- [Job]
Extract all of the data and reproduce it precisely.

-- begin Records for the exercise --

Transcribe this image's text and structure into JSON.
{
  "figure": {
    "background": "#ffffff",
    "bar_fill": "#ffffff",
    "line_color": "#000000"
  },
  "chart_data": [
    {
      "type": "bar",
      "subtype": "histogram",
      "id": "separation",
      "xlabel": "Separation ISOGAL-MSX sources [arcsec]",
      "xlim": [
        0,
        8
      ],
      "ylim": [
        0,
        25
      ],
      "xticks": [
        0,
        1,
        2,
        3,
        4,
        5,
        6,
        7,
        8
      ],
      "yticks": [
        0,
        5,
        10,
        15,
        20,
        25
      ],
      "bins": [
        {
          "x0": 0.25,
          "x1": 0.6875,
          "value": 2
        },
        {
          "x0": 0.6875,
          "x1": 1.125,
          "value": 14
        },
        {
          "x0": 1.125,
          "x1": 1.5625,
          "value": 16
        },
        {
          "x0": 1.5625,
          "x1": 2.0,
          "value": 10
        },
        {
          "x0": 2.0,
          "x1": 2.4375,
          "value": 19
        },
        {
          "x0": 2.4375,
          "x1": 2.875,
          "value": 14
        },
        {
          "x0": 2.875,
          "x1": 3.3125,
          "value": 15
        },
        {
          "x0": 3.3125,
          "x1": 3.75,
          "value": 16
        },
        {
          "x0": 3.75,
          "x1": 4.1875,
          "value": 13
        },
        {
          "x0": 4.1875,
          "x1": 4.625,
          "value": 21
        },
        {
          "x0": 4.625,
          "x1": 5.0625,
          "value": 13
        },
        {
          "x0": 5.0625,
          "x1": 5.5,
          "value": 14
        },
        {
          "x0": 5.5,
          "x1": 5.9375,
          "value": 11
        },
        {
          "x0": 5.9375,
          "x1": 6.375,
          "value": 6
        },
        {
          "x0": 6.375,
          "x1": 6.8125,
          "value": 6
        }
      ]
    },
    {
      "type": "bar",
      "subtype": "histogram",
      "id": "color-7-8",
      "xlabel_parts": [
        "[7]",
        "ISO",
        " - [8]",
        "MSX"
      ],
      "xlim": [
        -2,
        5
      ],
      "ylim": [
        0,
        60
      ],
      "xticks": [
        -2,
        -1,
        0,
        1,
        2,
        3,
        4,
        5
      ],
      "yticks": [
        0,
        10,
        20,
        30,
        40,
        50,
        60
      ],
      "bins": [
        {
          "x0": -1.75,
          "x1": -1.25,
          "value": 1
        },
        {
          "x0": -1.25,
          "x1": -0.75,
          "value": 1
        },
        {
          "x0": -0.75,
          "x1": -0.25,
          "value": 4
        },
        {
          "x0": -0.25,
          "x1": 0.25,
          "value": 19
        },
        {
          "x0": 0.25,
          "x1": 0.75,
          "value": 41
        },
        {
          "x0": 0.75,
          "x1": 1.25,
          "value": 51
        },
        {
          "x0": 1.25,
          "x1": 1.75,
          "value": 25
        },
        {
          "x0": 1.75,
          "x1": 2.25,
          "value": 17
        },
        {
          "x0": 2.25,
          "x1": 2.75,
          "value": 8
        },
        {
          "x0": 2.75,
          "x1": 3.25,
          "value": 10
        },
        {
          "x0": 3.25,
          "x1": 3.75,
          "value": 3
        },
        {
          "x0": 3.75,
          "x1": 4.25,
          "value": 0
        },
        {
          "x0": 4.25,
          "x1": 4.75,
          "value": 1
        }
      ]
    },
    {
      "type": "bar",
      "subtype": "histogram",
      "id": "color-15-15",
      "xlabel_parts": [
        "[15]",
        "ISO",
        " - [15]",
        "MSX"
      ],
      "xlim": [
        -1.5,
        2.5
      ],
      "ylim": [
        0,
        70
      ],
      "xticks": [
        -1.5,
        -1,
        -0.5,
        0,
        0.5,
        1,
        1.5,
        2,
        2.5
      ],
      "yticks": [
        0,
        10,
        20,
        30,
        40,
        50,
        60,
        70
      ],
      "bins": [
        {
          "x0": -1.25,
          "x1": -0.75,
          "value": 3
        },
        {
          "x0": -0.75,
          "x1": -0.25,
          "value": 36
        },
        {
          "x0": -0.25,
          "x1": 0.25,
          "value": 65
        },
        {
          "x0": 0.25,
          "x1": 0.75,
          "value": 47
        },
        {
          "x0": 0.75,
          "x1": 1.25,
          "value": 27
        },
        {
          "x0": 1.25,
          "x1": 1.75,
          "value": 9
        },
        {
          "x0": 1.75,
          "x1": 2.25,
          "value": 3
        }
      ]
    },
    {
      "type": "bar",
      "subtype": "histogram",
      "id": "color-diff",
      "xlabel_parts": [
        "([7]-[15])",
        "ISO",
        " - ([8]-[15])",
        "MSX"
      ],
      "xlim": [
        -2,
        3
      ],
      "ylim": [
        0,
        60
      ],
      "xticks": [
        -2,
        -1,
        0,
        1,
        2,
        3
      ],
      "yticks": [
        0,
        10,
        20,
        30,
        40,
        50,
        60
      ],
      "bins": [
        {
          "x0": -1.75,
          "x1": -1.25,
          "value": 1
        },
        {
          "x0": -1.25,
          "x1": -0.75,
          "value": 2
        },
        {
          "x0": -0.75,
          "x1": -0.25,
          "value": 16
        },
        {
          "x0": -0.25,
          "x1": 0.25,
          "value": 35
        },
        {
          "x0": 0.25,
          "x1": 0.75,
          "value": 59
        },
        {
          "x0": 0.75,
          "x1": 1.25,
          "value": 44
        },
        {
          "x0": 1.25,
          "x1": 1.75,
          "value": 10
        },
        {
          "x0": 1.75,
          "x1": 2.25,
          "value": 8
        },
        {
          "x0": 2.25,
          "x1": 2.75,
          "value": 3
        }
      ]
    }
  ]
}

-- end Records for the exercise --

- [Output for this task]
Transcribe this image's text and structure into JSON.
{
  "figure": {
    "background": "#ffffff",
    "bar_fill": "#ffffff",
    "line_color": "#000000"
  },
  "chart_data": [
    {
      "type": "bar",
      "subtype": "histogram",
      "id": "separation",
      "xlabel": "Separation ISOGAL-MSX sources [arcsec]",
      "xlim": [
        0,
        8
      ],
      "ylim": [
        0,
        25
      ],
      "xticks": [
        0,
        1,
        2,
        3,
        4,
        5,
        6,
        7,
        8
      ],
      "yticks": [
        0,
        5,
        10,
        15,
        20,
        25
      ],
      "bins": [
        {
          "x0": 0.25,
          "x1": 0.6875,
          "value": 2
        },
        {
          "x0": 0.6875,
          "x1": 1.125,
          "value": 14
        },
        {
          "x0": 1.125,
          "x1": 1.5625,
          "value": 16
        },
        {
          "x0": 1.5625,
          "x1": 2.0,
          "value": 10
        },
        {
          "x0": 2.0,
          "x1": 2.4375,
          "value": 19
        },
        {
          "x0": 2.4375,
          "x1": 2.875,
          "value": 14
        },
        {
          "x0": 2.875,
          "x1": 3.3125,
          "value": 15
        },
        {
          "x0": 3.3125,
          "x1": 3.75,
          "value": 16
        },
        {
          "x0": 3.75,
          "x1": 4.1875,
          "value": 13
        },
        {
          "x0": 4.1875,
          "x1": 4.625,
          "value": 21
        },
        {
          "x0": 4.625,
          "x1": 5.0625,
          "value": 13
        },
        {
          "x0": 5.0625,
          "x1": 5.5,
          "value": 14
        },
        {
          "x0": 5.5,
          "x1": 5.9375,
          "value": 11
        },
        {
          "x0": 5.9375,
          "x1": 6.375,
          "value": 6
        },
        {
          "x0": 6.375,
          "x1": 6.8125,
          "value": 6
        }
      ]
    },
    {
      "type": "bar",
      "subtype": "histogram",
      "id": "color-7-8",
      "xlabel_parts": [
        "[7]",
        "ISO",
        " - [8]",
        "MSX"
      ],
      "xlim": [
        -2,
        5
      ],
      "ylim": [
        0,
        60
      ],
      "xticks": [
        -2,
        -1,
        0,
        1,
        2,
        3,
        4,
        5
      ],
      "yticks": [
        0,
        10,
        20,
        30,
        40,
        50,
        60
      ],
      "bins": [
        {
          "x0": -1.75,
          "x1": -1.25,
          "value": 1
        },
        {
          "x0": -1.25,
          "x1": -0.75,
          "value": 1
        },
        {
          "x0": -0.75,
          "x1": -0.25,
          "value": 4
        },
        {
          "x0": -0.25,
          "x1": 0.25,
          "value": 19
        },
        {
          "x0": 0.25,
          "x1": 0.75,
          "value": 41
        },
        {
          "x0": 0.75,
          "x1": 1.25,
          "value": 51
        },
        {
          "x0": 1.25,
          "x1": 1.75,
          "value": 25
        },
        {
          "x0": 1.75,
          "x1": 2.25,
          "value": 17
        },
        {
          "x0": 2.25,
          "x1": 2.75,
          "value": 8
        },
        {
          "x0": 2.75,
          "x1": 3.25,
          "value": 10
        },
        {
          "x0": 3.25,
          "x1": 3.75,
          "value": 3
        },
        {
          "x0": 3.75,
          "x1": 4.25,
          "value": 0
        },
        {
          "x0": 4.25,
          "x1": 4.75,
          "value": 1
        }
      ]
    },
    {
      "type": "bar",
      "subtype": "histogram",
      "id": "color-15-15",
      "xlabel_parts": [
        "[15]",
        "ISO",
        " - [15]",
        "MSX"
      ],
      "xlim": [
        -1.5,
        2.5
      ],
      "ylim": [
        0,
        70
      ],
      "xticks": [
        -1.5,
        -1,
        -0.5,
        0,
        0.5,
        1,
        1.5,
        2,
        2.5
      ],
      "yticks": [
        0,
        10,
        20,
        30,
        40,
        50,
        60,
        70
      ],
      "bins": [
        {
          "x0": -1.25,
          "x1": -0.75,
          "value": 3
        },
        {
          "x0": -0.75,
          "x1": -0.25,
          "value": 36
        },
        {
          "x0": -0.25,
          "x1": 0.25,
          "value": 65
        },
        {
          "x0": 0.25,
          "x1": 0.75,
          "value": 47
        },
        {
          "x0": 0.75,
          "x1": 1.25,
          "value": 27
        },
        {
          "x0": 1.25,
          "x1": 1.75,
          "value": 9
        },
        {
          "x0": 1.75,
          "x1": 2.25,
          "value": 3
        }
      ]
    },
    {
      "type": "bar",
      "subtype": "histogram",
      "id": "color-diff",
      "xlabel_parts": [
        "([7]-[15])",
        "ISO",
        " - ([8]-[15])",
        "MSX"
      ],
      "xlim": [
        -2,
        3
      ],
      "ylim": [
        0,
        60
      ],
      "xticks": [
        -2,
        -1,
        0,
        1,
        2,
        3
      ],
      "yticks": [
        0,
        10,
        20,
        30,
        40,
        50,
        60
      ],
      "bins": [
        {
          "x0": -1.75,
          "x1": -1.25,
          "value": 1
        },
        {
          "x0": -1.25,
          "x1": -0.75,
          "value": 2
        },
        {
          "x0": -0.75,
          "x1": -0.25,
          "value": 16
        },
        {
          "x0": -0.25,
          "x1": 0.25,
          "value": 35
        },
        {
          "x0": 0.25,
          "x1": 0.75,
          "value": 59
        },
        {
          "x0": 0.75,
          "x1": 1.25,
          "value": 44
        },
        {
          "x0": 1.25,
          "x1": 1.75,
          "value": 10
        },
        {
          "x0": 1.75,
          "x1": 2.25,
          "value": 8
        },
        {
          "x0": 2.25,
          "x1": 2.75,
          "value": 3
        }
      ]
    }
  ]
}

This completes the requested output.